### EXERCICES À TRAITER
• A. D'après l'extrait de l'accord, à quels salariés de l'entreprise l'accord s'applique-t-il ?
• B. Rédigez la suite de l'extrait de l'accord après sa dernière phrase.
[PASSAGE EXTRAIT]
Organisation d’exercices de sécurité (évacuation incendie, audit de conduite…).
Suivi rigoureux des accidents, incidents et quasi-accidents, avec analyse de la CSSCT.
Dans l’objectif de prévention des risques, il est réalisé, par la maintenance, un calendrier pour la révision régulière du matériel et des machines (plan de maintenance préventive) sur les différents sites afin d’anticiper les problèmes mécaniques et de sécurité.
🪑 Conditions de travail
Aménagement ergonomique des postes de travail dans la mesure du possible (mobilier, outils, éclairage…).
Lors des études de postes, par le service méthode, prendre en compte de l’avis du/des salarié(s) en poste (ce sont les mieux placés pour savoir ce qui doit être modifier pour travailler à son aise et en sécurité).
Prise en compte des facteurs psychosociaux : stress, charge mentale, équilibre vie pro/perso avec adaptation en fonction du profil du salarié et possibilité de l’atelier.
Mise en place d’un échauffement avant la prise de poste sur plusieurs sites de production.
Sensibilisation des salariés sur leur environnement de travail en MQP.
Une vigilance particulière sera apportée par l’employeur pour aménager les postes de travail en lien avec les recommandations de la médecine du travail.
🤝 Dialogue social et participation
Consultation régulière des représentants du personnel sur les conditions de travail ;
Groupes de travail RPS et TMS dédiés à la sécurité et au bien-être ;
Encouragement à la remontée d’alertes et propositions d’amélioration dans le cadre des MQP
Mise en place un groupe de parole animé par des membres de la CSSCT afin que les salariés puissent s’exprimer sur divers sujets (réalisation de 3 groupes de travail par an avec restitution de la CSSCT en réunion CSE).
8-3 – Indicateur :
Suivi annuel de notre taux d’AT
Suivi annuel du taux de fréquence et du taux de gravité
Suivi des audits express en réunion CSSCT
Suivi des enquêtes RPS, TMS, groupe de travail CSSCT
Présentation triennale du questionnaire de satisfaction à destination des salariés
PARTIE 3 : DISPOSITIONS FINALES
CHAPITRE IX : LES DISPOSITIONS FINALES
9-1 –Le Champ d’application :
Le présent accord s’applique à tous les Etablissements et à tous les salariés de l’entreprise ASI PROD quel que soit leur statut (Ouvrier, Employé, TAM et Cadre).
[/PASSAGE EXTRAIT]
[ENTRÉES FOURNIES]
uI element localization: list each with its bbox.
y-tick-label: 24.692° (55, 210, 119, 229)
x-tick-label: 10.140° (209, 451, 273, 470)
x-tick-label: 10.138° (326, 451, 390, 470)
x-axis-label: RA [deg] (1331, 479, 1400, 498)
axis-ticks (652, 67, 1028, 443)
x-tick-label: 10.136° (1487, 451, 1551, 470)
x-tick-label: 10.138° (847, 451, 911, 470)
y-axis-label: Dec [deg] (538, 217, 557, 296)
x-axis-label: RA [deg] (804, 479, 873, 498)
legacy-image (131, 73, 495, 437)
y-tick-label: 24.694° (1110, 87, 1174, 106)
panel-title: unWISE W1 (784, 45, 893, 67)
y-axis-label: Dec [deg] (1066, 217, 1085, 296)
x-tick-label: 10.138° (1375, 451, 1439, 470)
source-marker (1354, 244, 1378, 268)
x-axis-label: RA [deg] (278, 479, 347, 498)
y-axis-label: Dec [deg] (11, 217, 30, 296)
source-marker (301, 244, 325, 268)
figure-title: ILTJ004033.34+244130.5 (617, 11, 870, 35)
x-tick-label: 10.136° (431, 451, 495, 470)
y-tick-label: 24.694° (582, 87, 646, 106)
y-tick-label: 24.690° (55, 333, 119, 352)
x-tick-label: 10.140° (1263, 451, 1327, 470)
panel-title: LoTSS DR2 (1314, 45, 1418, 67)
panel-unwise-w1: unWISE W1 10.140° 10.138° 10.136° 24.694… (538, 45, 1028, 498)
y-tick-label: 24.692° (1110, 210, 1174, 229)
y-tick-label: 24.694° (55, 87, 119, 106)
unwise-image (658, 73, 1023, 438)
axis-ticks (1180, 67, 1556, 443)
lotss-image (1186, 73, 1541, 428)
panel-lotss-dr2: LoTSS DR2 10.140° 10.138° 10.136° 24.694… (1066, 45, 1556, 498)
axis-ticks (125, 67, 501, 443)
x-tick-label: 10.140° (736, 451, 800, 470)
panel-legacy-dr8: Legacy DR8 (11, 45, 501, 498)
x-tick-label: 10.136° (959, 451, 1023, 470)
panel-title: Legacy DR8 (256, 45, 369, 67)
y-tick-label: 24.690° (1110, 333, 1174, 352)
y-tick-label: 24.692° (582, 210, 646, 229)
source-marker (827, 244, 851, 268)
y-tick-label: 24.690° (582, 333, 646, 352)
[/ENTRÉES FOURNIES]
### LISTE DES RÉPONSES
• A. À tous les salariés de l'entreprise ASI PROD, quel que soit leur statut (Ouvrier, Employé, TAM et Cadre).

• B.
9-2 – Entrée en vigueur et durée de l’accord :
Le présent accord est mis en place pour une durée déterminée de 3 ans à compter du 1er février 2026. Les parties conviennent de se réunir au moins 3 mois avant échéance afin de fixer les modalités et orientations principales d’un nouvel accord.
9-3 – Révision :
Le présent accord ne pourra être modifié que par l’ensemble des parties signataires. La demande de révision devra être notifiée, par lettre recommandée avec accusé de réception à l’ensemble des parties. L’ensemble des signataires se réunira alors dans un délai de 3 mois à compter de la réception de cette demande afin d’envisager la conclusion d’un avenant de révision.Toute demande de révision devra être accompagnée d’un projet sur les points révisés.Toute modification du présent accord donnera lieu à l’établissement d’un avenant. Ce dernier sera soumis aux mêmes formalités de publicité et de dépôt que celles donnant lieu à la signature du présent accord.Il se substituera alors de plein droit aux dispositions du présent accord qu’il modifie, conformément aux dispositions légales.
9-4 – Suivi :
Pendant la période couverte par l’accord, les parties signataires se réuniront au moins 1 fois par an pour examiner les modalités d’application de l’accord et résoudre les éventuelles difficultés d’application, préciser son interprétation ou examiner la législation en la matière. De plus, tous les ans, une analyse des actions et des indicateurs de cet accord sera présentée en CSE. En cas d’écart, des propositions de réajustements aux dispositions inscrites dans cet accord pourront être proposées au CSE pour approbation et validation.
9-5 – Formalités de dépôt de l’accord :
Le présent accord sera déposé sur la plateforme de téléprocédure du Ministère du Travail dans les conditions applicables.Le présent accord sera également déposé, en un exemplaire original, auprès du secrétariat du greffe du Conseil de Prud’hommes compétent.En outre, un exemplaire du présent accord sera établi pour chaque partie et remis à chacune d’elle.